■ Stated goal: Going through the material below, please gather all lines with the word "этой" in them.

### Dataset rows

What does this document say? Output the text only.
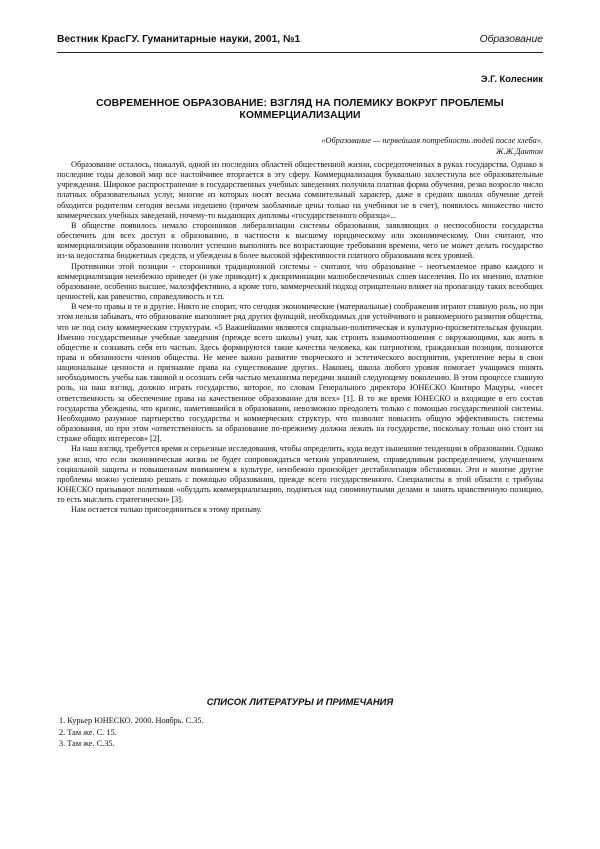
Вестник КрасГУ. Гуманитарные науки, 2001, №1	Образование
Э.Г. Колесник
СОВРЕМЕННОЕ ОБРАЗОВАНИЕ: ВЗГЛЯД НА ПОЛЕМИКУ ВОКРУГ ПРОБЛЕМЫ КОММЕРЦИАЛИЗАЦИИ
«Образование — первейшая потребность людей после хлеба».
Ж.Ж.Дантон

Образование осталось, пожалуй, одной из последних областей общественной жизни, сосредоточенных в руках государства. Однако в последние годы деловой мир все настойчивее вторгается в эту сферу. Коммерциализация буквально захлестнула все образовательные учреждения. Широкое распространение в государственных учебных заведениях получила платная форма обучения, резко возросло число платных образовательных услуг, многие из которых носят весьма сомнительный характер, даже в средних школах обучение детей обходится родителям сегодня весьма недешево (причем заоблачные цены только на учебники не в счет), появилось множество чисто коммерческих учебных заведений, почему-то выдающих дипломы «государственного образца»...

В обществе появилось немало сторонников либерализации системы образования, заявляющих о неспособности государства обеспечить для всех доступ к образованию, в частности к высшему юридическому или экономическому. Они считают, что коммерциализация образования позволит успешно выполнять все возрастающие требования времени, чего не может делать государство из-за недостатка бюджетных средств, и убеждены в более высокой эффективности платного образования всех уровней.

Противники этой позиции - сторонники традиционной системы - считают, что образование - неотъемлемое право каждого и коммерциализация неизбежно приведет (и уже приводит) к дискриминации малообеспеченных слоев населения. По их мнению, платное образование, особенно высшее, малоэффективно, а кроме того, коммерческий подход отрицательно влияет на пропаганду таких всеобщих ценностей, как равенство, справедливость и т.п.

В чем-то правы и те и другие. Никто не спорит, что сегодня экономические (материальные) соображения играют главную роль, но при этом нельзя забывать, что образование выполняет ряд других функций, необходимых для устойчивого и равномерного развития общества, что не под силу коммерческим структурам. «5 Важнейшими являются социально-политическая и культурно-просветительская функции. Именно государственные учебные заведения (прежде всего школы) учат, как строить взаимоотношения с окружающими, как жить в обществе и сознавать себя его частью. Здесь формируются такие качества человека, как патриотизм, гражданская позиция, познаются права и обязанности членов общества. Не менее важно развитие творческого и эстетического восприятия, укрепление веры в свои национальные ценности и признание права на существование других. Наконец, школа любого уровня помогает учащимся понять необходимость учебы как таковой и осознать себя частью механизма передачи знаний следующему поколению. В этом процессе главную роль, на наш взгляд, должно играть государство, которое, по словам Генерального директора ЮНЕСКО Коитиро Мацуры, «несет ответственность за обеспечение права на качественное образование для всех» [1]. В то же время ЮНЕСКО и входящие в его состав государства убеждены, что кризис, наметившийся в образовании, невозможно преодолеть только с помощью государственной системы. Необходимо разумное партнерство государства и коммерческих структур, что позволит повысить общую эффективность системы образования, но при этом «ответственность за образование по-прежнему должна лежать на государстве, поскольку только оно стоит на страже общих интересов» [2].

На наш взгляд, требуется время и серьезные исследования, чтобы определить, куда ведут нынешние тенденции в образовании. Однако уже ясно, что если экономическая жизнь не будет сопровождаться четким управлением, справедливым распределением, улучшением социальной защиты и повышенным вниманием к культуре, неизбежно произойдет дестабилизация обстановки. Эти и многие другие проблемы можно успешно решать с помощью образования, прежде всего государственного. Специалисты в этой области с трибуны ЮНЕСКО призывают политиков «обуздать коммерциализацию, подняться над сиюминутными делами и занять нравственную позицию, то есть мыслить стратегически» [3].

Нам остается только присоединиться к этому призыву.

СПИСОК ЛИТЕРАТУРЫ И ПРИМЕЧАНИЯ
1. Курьер ЮНЕСКО. 2000. Ноябрь. С.35.
2. Там же. С. 15.
3. Там же. С.35.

######

■ Output of the exercise:
Противники этой позиции - сторонники традиционной системы - считают, что образование - неотъемлемое право каждого и коммерциализация неизбежно приведет (и уже приводит) к дискриминации малообеспеченных слоев населения. По их мнению, платное образование, особенно высшее, малоэффективно, а кроме того, коммерческий подход отрицательно влияет на пропаганду таких всеобщих ценностей, как равенство, справедливость и т.п.
На наш взгляд, требуется время и серьезные исследования, чтобы определить, куда ведут нынешние тенденции в образовании. Однако уже ясно, что если экономическая жизнь не будет сопровождаться четким управлением, справедливым распределением, улучшением социальной защиты и повышенным вниманием к культуре, неизбежно произойдет дестабилизация обстановки. Эти и многие другие проблемы можно успешно решать с помощью образования, прежде всего государственного. Специалисты в этой области с трибуны ЮНЕСКО призывают политиков «обуздать коммерциализацию, подняться над сиюминутными делами и занять нравственную позицию, то есть мыслить стратегически» [3].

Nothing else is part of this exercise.